_EXERCISE_
Exclude the pictures, then repeat the remaining data exactly.

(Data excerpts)
********

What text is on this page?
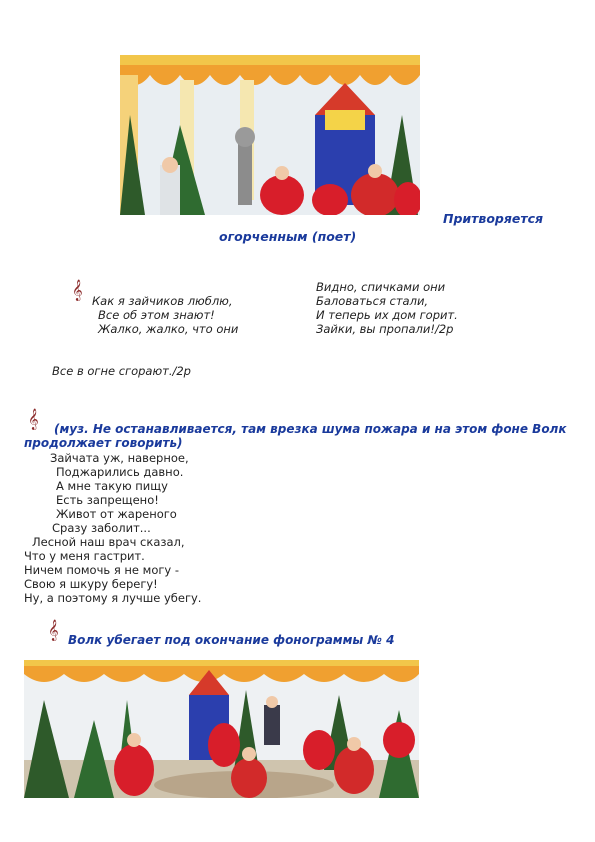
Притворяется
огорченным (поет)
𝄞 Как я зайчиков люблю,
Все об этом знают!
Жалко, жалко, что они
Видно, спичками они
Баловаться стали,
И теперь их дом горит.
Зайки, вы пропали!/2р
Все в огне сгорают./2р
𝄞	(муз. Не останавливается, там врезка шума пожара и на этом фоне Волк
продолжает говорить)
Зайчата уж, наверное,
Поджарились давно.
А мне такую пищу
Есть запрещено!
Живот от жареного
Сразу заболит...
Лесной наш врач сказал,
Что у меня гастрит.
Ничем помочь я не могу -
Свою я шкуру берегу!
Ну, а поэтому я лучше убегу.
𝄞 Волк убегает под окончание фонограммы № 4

********

_OUTPUT BELOW_
What text is on this page?
Притворяется
огорченным (поет)
𝄞 Как я зайчиков люблю,
Все об этом знают!
Жалко, жалко, что они
Видно, спичками они
Баловаться стали,
И теперь их дом горит.
Зайки, вы пропали!/2р
Все в огне сгорают./2р
𝄞	(муз. Не останавливается, там врезка шума пожара и на этом фоне Волк
продолжает говорить)
Зайчата уж, наверное,
Поджарились давно.
А мне такую пищу
Есть запрещено!
Живот от жареного
Сразу заболит...
Лесной наш врач сказал,
Что у меня гастрит.
Ничем помочь я не могу -
Свою я шкуру берегу!
Ну, а поэтому я лучше убегу.
𝄞 Волк убегает под окончание фонограммы № 4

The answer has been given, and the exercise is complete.